Please state how many lines of the listing contain the word "Driel", giving the number by itself.

*** INFORMATION SHOWN

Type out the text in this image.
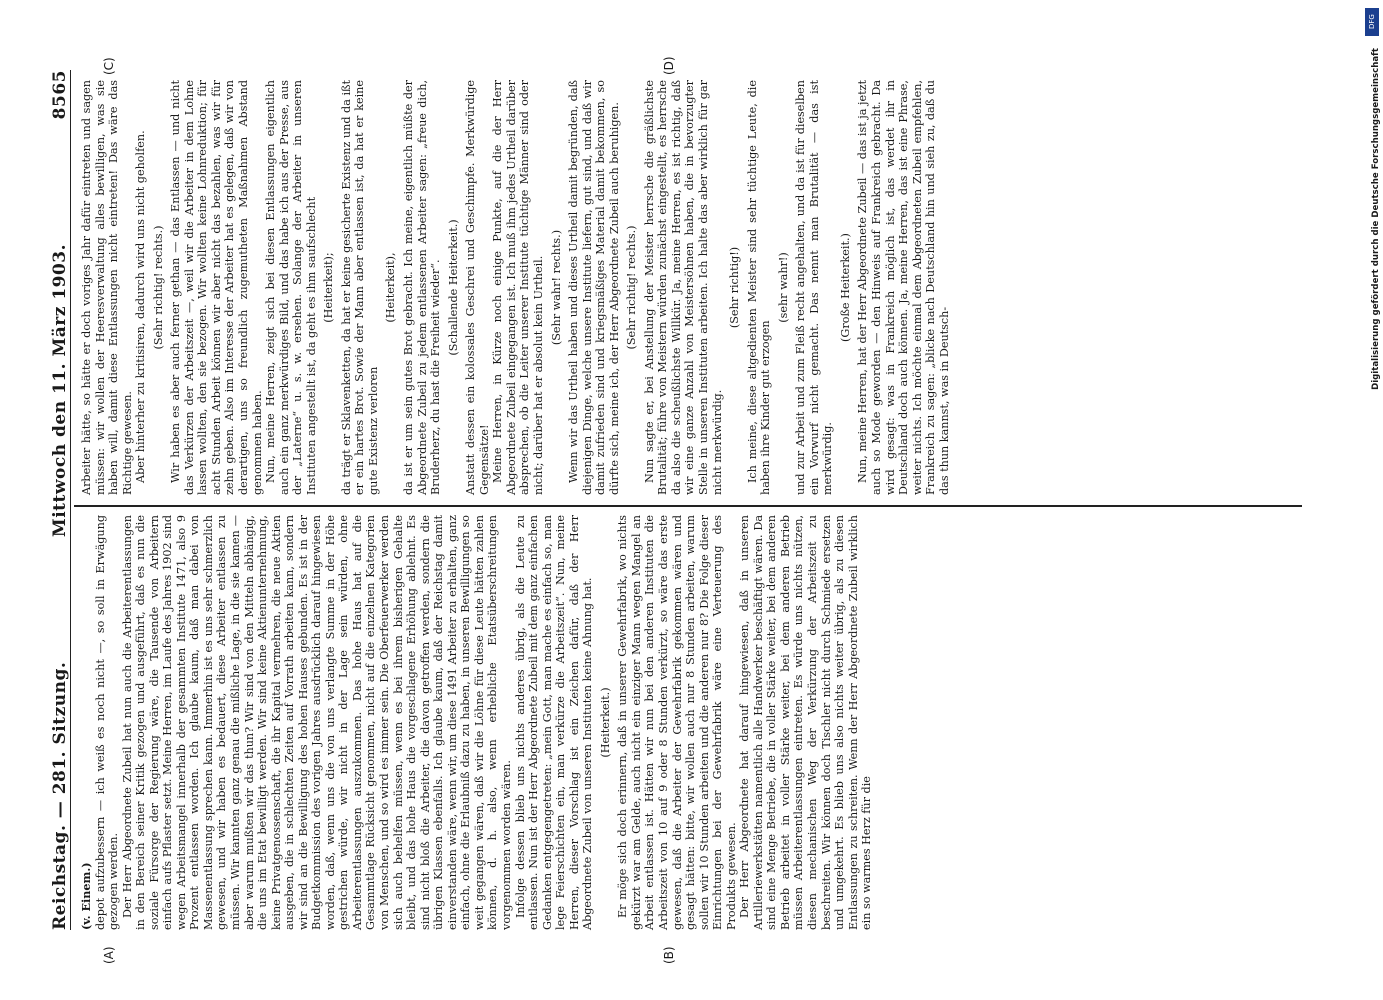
Reichstag. — 281. Sitzung.
Mittwoch den 11. März 1903.
8565
(A)	(B)
(C)	(D)

(v. Einem.) depot aufzubessern — ich weiß es noch nicht —, so soll in Erwägung gezogen werden. Der Herr Abgeordnete Zubeil hat nun auch die Arbeiterentlassungen in den Bereich seiner Kritik gezogen und ausgeführt, daß es nun die soziale Fürsorge der Regierung wäre, die Tausende von Arbeitern einfach aufs Pflaster setzt. Meine Herren, im Laufe des Jahres 1902 sind wegen Arbeitsmangel innerhalb der gesammten Institute 1471, also 9 Prozent entlassen worden. Ich glaube kaum, daß man dabei von Massenentlassung sprechen kann. Immerhin ist es uns sehr schmerzlich gewesen, und wir haben es bedauert, diese Arbeiter entlassen zu müssen. Wir kannten ganz genau die mißliche Lage, in die sie kamen — aber warum mußten wir das thun? Wir sind von den Mitteln abhängig, die uns im Etat bewilligt werden. Wir sind keine Aktienunternehmung, keine Privatgenossenschaft, die ihr Kapital vermehren, die neue Aktien ausgeben, die in schlechten Zeiten auf Vorrath arbeiten kann, sondern wir sind an die Bewilligung des hohen Hauses gebunden. Es ist in der Budgetkommission des vorigen Jahres ausdrücklich darauf hingewiesen worden, daß, wenn uns die von uns verlangte Summe in der Höhe gestrichen würde, wir nicht in der Lage sein würden, ohne Arbeiterentlassungen auszukommen. Das hohe Haus hat auf die Gesammtlage Rücksicht genommen, nicht auf die einzelnen Kategorien von Menschen, und so wird es immer sein. Die Oberfeuerwerker werden sich auch behelfen müssen, wenn es bei ihrem bisherigen Gehalte bleibt, und das hohe Haus die vorgeschlagene Erhöhung ablehnt. Es sind nicht bloß die Arbeiter, die davon getroffen werden, sondern die übrigen Klassen ebenfalls. Ich glaube kaum, daß der Reichstag damit einverstanden wäre, wenn wir, um diese 1491 Arbeiter zu erhalten, ganz einfach, ohne die Erlaubniß dazu zu haben, in unseren Bewilligungen so weit gegangen wären, daß wir die Löhne für diese Leute hätten zahlen können, d. h. also, wenn erhebliche Etatsüberschreitungen vorgenommen worden wären. Infolge dessen blieb uns nichts anderes übrig, als die Leute zu entlassen. Nun ist der Herr Abgeordnete Zubeil mit dem ganz einfachen Gedanken entgegengetreten: „mein Gott, man mache es einfach so, man lege Feierschichten ein, man verkürze die Arbeitszeit“. Nun, meine Herren, dieser Vorschlag ist ein Zeichen dafür, daß der Herr Abgeordnete Zubeil von unseren Instituten keine Ahnung hat. (Heiterkeit.) Er möge sich doch erinnern, daß in unserer Gewehrfabrik, wo nichts gekürzt war am Gelde, auch nicht ein einziger Mann wegen Mangel an Arbeit entlassen ist. Hätten wir nun bei den anderen Instituten die Arbeitszeit von 10 auf 9 oder 8 Stunden verkürzt, so wäre das erste gewesen, daß die Arbeiter der Gewehrfabrik gekommen wären und gesagt hätten: bitte, wir wollen auch nur 8 Stunden arbeiten, warum sollen wir 10 Stunden arbeiten und die anderen nur 8? Die Folge dieser Einrichtungen bei der Gewehrfabrik wäre eine Verteuerung des Produkts gewesen. Der Herr Abgeordnete hat darauf hingewiesen, daß in unseren Artilleriewerkstätten namentlich alle Handwerker beschäftigt wären. Da sind eine Menge Betriebe, die in voller Stärke weiter, bei dem anderen Betrieb arbeitet in voller Stärke weiter, bei dem anderen Betrieb müssen Arbeiterentlassungen eintreten. Es würde uns nichts nützen, diesen mechanischen Weg der Verkürzung der Arbeitszeit zu beschreiten. Wir können doch Tischler nicht durch Schmiede ersetzen und umgekehrt. Es blieb uns also nichts weiter übrig, als zu diesen Entlassungen zu schreiten. Wenn der Herr Abgeordnete Zubeil wirklich ein so warmes Herz für die

Arbeiter hätte, so hätte er doch voriges Jahr dafür eintreten und sagen müssen: wir wollen der Heeresverwaltung alles bewilligen, was sie haben will, damit diese Entlassungen nicht eintreten! Das wäre das Richtige gewesen. Aber hinterher zu kritisiren, dadurch wird uns nicht geholfen. (Sehr richtig! rechts.) Wir haben es aber auch ferner gethan — das Entlassen — und nicht das Verkürzen der Arbeitszeit —, weil wir die Arbeiter in dem Lohne lassen wollten, den sie bezogen. Wir wollten keine Lohnreduktion; für acht Stunden Arbeit können wir aber nicht das bezahlen, was wir für zehn geben. Also im Interesse der Arbeiter hat es gelegen, daß wir von derartigen, uns so freundlich zugemutheten Maßnahmen Abstand genommen haben. Nun, meine Herren, zeigt sich bei diesen Entlassungen eigentlich auch ein ganz merkwürdiges Bild, und das habe ich aus der Presse, aus der „Laterne“ u. s. w. ersehen. Solange der Arbeiter in unseren Instituten angestellt ist, da geht es ihm saufschlecht (Heiterkeit); da trägt er Sklavenketten, da hat er keine gesicherte Existenz und da ißt er ein hartes Brot. Sowie der Mann aber entlassen ist, da hat er keine gute Existenz verloren

(Heiterkeit), da ist er um sein gutes Brot gebracht. Ich meine, eigentlich müßte der Abgeordnete Zubeil zu jedem entlassenen Arbeiter sagen: „freue dich, Bruderherz, du hast die Freiheit wieder“. (Schallende Heiterkeit.) Anstatt dessen ein kolossales Geschrei und Geschimpfe. Merkwürdige Gegensätze! Meine Herren, in Kürze noch einige Punkte, auf die der Herr Abgeordnete Zubeil eingegangen ist. Ich muß ihm jedes Urtheil darüber absprechen, ob die Leiter unserer Institute tüchtige Männer sind oder nicht; darüber hat er absolut kein Urtheil. (Sehr wahr! rechts.) Wenn wir das Urtheil haben und dieses Urtheil damit begründen, daß diejenigen Dinge, welche unsere Institute liefern, gut sind, und daß wir damit zufrieden sind und kriegsmäßiges Material damit bekommen, so dürfte sich, meine ich, der Herr Abgeordnete Zubeil auch beruhigen. (Sehr richtig! rechts.) Nun sagte er, bei Anstellung der Meister herrsche die gräßlichste Brutalität; führe von Meistern würden zunächst eingestellt, es herrsche da also die scheußlichste Willkür. Ja, meine Herren, es ist richtig, daß wir eine ganze Anzahl von Meistersöhnen haben, die in bevorzugter Stelle in unseren Instituten arbeiten. Ich halte das aber wirklich für gar nicht merkwürdig.

(Sehr richtig!) Ich meine, diese altgedienten Meister sind sehr tüchtige Leute, die haben ihre Kinder gut erzogen

(sehr wahr!) und zur Arbeit und zum Fleiß recht angehalten, und da ist für dieselben ein Vorwurf nicht gemacht. Das nennt man Brutalität — das ist merkwürdig.

(Große Heiterkeit.) Nun, meine Herren, hat der Herr Abgeordnete Zubeil — das ist ja jetzt auch so Mode geworden — den Hinweis auf Frankreich gebracht. Da wird gesagt: was in Frankreich möglich ist, das werdet ihr in Deutschland doch auch können. Ja, meine Herren, das ist eine Phrase, weiter nichts. Ich möchte einmal dem Abgeordneten Zubeil empfehlen, Frankreich zu sagen: „blicke nach Deutschland hin und sieh zu, daß du das thun kannst, was in Deutsch-

DFG
Digitalisierung gefördert durch die Deutsche Forschungsgemeinschaft
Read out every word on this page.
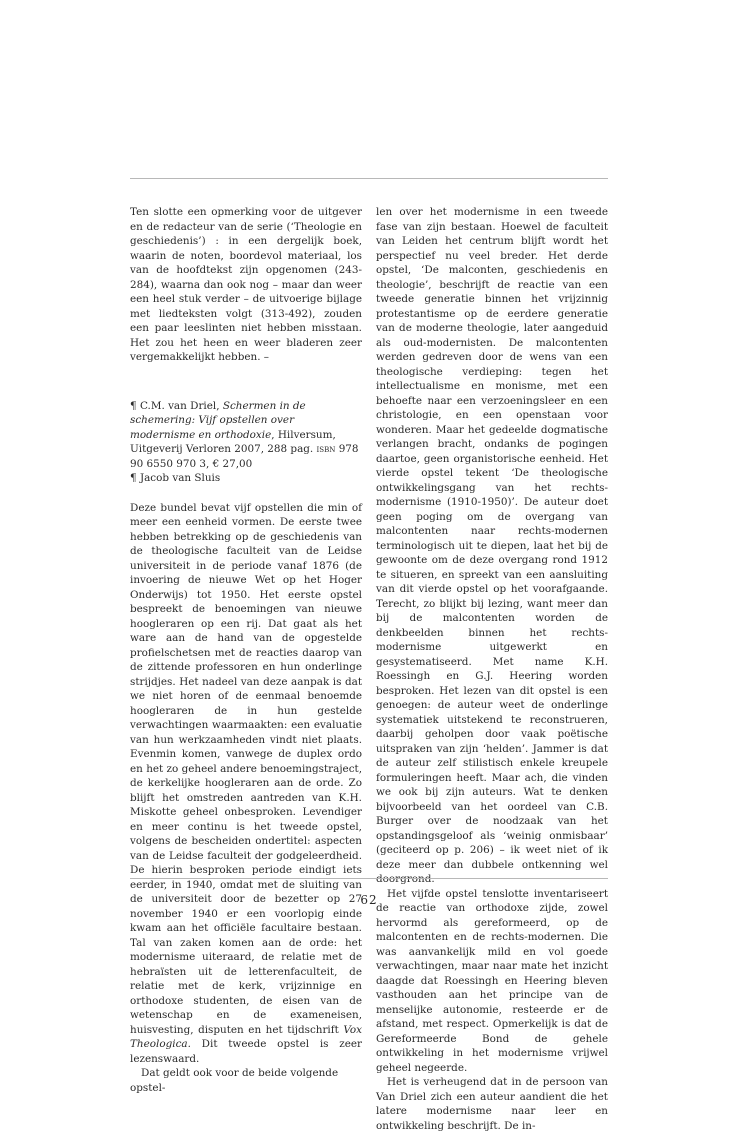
Ten slotte een opmerking voor de uitgever en de redacteur van de serie (‘Theologie en geschiedenis’) : in een dergelijk boek, waarin de noten, boordevol materiaal, los van de hoofdtekst zijn opgenomen (243-284), waarna dan ook nog – maar dan weer een heel stuk verder – de uitvoerige bijlage met liedteksten volgt (313-492), zouden een paar leeslinten niet hebben misstaan. Het zou het heen en weer bladeren zeer vergemakkelijkt hebben. –

¶ C.M. van Driel, Schermen in de schemering: Vijf opstellen over modernisme en orthodoxie, Hilversum, Uitgeverij Verloren 2007, 288 pag. isbn 978 90 6550 970 3, € 27,00
¶ Jacob van Sluis

Deze bundel bevat vijf opstellen die min of meer een eenheid vormen. De eerste twee hebben betrekking op de geschiedenis van de theologische faculteit van de Leidse universiteit in de periode vanaf 1876 (de invoering de nieuwe Wet op het Hoger Onderwijs) tot 1950. Het eerste opstel bespreekt de benoemingen van nieuwe hoogleraren op een rij. Dat gaat als het ware aan de hand van de opgestelde profielschetsen met de reacties daarop van de zittende professoren en hun onderlinge strijdjes. Het nadeel van deze aanpak is dat we niet horen of de eenmaal benoemde hoogleraren de in hun gestelde verwachtingen waarmaakten: een evaluatie van hun werkzaamheden vindt niet plaats. Evenmin komen, vanwege de duplex ordo en het zo geheel andere benoemingstraject, de kerkelijke hoogleraren aan de orde. Zo blijft het omstreden aantreden van K.H. Miskotte geheel onbesproken. Levendiger en meer continu is het tweede opstel, volgens de bescheiden ondertitel: aspecten van de Leidse faculteit der godgeleerdheid. De hierin besproken periode eindigt iets eerder, in 1940, omdat met de sluiting van de universiteit door de bezetter op 27 november 1940 er een voorlopig einde kwam aan het officiële facultaire bestaan. Tal van zaken komen aan de orde: het modernisme uiteraard, de relatie met de hebraïsten uit de letterenfaculteit, de relatie met de kerk, vrijzinnige en orthodoxe studenten, de eisen van de wetenschap en de exameneisen, huisvesting, disputen en het tijdschrift Vox Theologica. Dit tweede opstel is zeer lezenswaard.

Dat geldt ook voor de beide volgende opstel-

len over het modernisme in een tweede fase van zijn bestaan. Hoewel de faculteit van Leiden het centrum blijft wordt het perspectief nu veel breder. Het derde opstel, ‘De malconten, geschiedenis en theologie’, beschrijft de reactie van een tweede generatie binnen het vrijzinnig protestantisme op de eerdere generatie van de moderne theologie, later aangeduid als oud-modernisten. De malcontenten werden gedreven door de wens van een theologische verdieping: tegen het intellectualisme en monisme, met een behoefte naar een verzoeningsleer en een christologie, en een openstaan voor wonderen. Maar het gedeelde dogmatische verlangen bracht, ondanks de pogingen daartoe, geen organistorische eenheid. Het vierde opstel tekent ‘De theologische ontwikkelingsgang van het rechts-modernisme (1910-1950)’. De auteur doet geen poging om de overgang van malcontenten naar rechts-modernen terminologisch uit te diepen, laat het bij de gewoonte om de deze overgang rond 1912 te situeren, en spreekt van een aansluiting van dit vierde opstel op het voorafgaande. Terecht, zo blijkt bij lezing, want meer dan bij de malcontenten worden de denkbeelden binnen het rechts-modernisme uitgewerkt en gesystematiseerd. Met name K.H. Roessingh en G.J. Heering worden besproken. Het lezen van dit opstel is een genoegen: de auteur weet de onderlinge systematiek uitstekend te reconstrueren, daarbij geholpen door vaak poëtische uitspraken van zijn ‘helden’. Jammer is dat de auteur zelf stilistisch enkele kreupele formuleringen heeft. Maar ach, die vinden we ook bij zijn auteurs. Wat te denken bijvoorbeeld van het oordeel van C.B. Burger over de noodzaak van het opstandingsgeloof als ‘weinig onmisbaar’ (geciteerd op p. 206) – ik weet niet of ik deze meer dan dubbele ontkenning wel doorgrond.

Het vijfde opstel tenslotte inventariseert de reactie van orthodoxe zijde, zowel hervormd als gereformeerd, op de malcontenten en de rechts-modernen. Die was aanvankelijk mild en vol goede verwachtingen, maar naar mate het inzicht daagde dat Roessingh en Heering bleven vasthouden aan het principe van de menselijke autonomie, resteerde er de afstand, met respect. Opmerkelijk is dat de Gereformeerde Bond de gehele ontwikkeling in het modernisme vrijwel geheel negeerde.

Het is verheugend dat in de persoon van Van Driel zich een auteur aandient die het latere modernisme naar leer en ontwikkeling beschrijft. De in-

62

******

- _ANSWER TO THE PROBLEM_
2